— START —
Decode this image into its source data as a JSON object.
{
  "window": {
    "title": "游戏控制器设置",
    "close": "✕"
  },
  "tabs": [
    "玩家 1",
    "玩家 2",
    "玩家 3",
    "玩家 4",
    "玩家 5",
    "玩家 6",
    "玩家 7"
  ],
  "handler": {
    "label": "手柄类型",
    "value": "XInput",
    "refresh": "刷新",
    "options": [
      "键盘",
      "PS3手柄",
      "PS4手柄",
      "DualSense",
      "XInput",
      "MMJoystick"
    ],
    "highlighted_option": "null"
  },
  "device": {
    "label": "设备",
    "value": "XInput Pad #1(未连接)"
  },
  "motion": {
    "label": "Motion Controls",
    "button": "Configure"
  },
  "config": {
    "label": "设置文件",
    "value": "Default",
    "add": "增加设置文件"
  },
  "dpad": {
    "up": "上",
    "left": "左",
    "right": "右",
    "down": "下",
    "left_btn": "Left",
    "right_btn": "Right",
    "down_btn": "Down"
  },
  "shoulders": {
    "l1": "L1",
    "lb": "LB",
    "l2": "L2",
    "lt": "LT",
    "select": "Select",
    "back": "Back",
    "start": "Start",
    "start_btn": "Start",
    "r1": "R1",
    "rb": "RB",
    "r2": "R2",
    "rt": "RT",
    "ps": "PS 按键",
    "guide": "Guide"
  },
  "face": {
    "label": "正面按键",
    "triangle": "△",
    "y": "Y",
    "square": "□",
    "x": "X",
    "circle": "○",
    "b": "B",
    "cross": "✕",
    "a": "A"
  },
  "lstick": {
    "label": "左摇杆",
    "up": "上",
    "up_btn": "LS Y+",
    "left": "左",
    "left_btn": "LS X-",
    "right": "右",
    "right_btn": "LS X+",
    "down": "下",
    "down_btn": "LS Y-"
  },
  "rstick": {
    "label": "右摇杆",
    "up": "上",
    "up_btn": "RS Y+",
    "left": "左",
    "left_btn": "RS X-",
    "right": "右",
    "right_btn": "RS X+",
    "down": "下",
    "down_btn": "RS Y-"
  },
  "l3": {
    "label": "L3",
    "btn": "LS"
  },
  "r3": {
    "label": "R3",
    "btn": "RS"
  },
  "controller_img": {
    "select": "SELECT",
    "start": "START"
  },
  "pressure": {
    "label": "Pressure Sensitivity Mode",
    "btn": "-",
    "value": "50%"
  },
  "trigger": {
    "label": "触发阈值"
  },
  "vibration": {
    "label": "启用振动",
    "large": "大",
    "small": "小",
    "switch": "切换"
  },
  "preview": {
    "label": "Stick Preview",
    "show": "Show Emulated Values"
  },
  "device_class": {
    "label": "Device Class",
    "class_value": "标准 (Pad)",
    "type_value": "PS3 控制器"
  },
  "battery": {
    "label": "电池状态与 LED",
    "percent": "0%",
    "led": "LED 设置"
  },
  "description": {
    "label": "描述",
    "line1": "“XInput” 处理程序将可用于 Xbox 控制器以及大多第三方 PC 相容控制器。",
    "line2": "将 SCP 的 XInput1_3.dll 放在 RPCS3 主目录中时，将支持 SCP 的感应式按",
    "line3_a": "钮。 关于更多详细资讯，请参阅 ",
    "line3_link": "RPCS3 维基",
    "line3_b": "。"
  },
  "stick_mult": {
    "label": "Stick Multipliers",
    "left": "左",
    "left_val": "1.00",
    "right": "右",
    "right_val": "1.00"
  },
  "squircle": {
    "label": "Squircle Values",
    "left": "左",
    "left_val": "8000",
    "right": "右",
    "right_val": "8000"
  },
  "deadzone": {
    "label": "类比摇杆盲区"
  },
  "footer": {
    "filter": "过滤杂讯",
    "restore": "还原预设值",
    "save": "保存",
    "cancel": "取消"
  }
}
— END —
GIVEN INSTRUCTION ::
Count how many lines above carry the word "Values". Only the number is required.

EXERCISE RESPONSE ::
2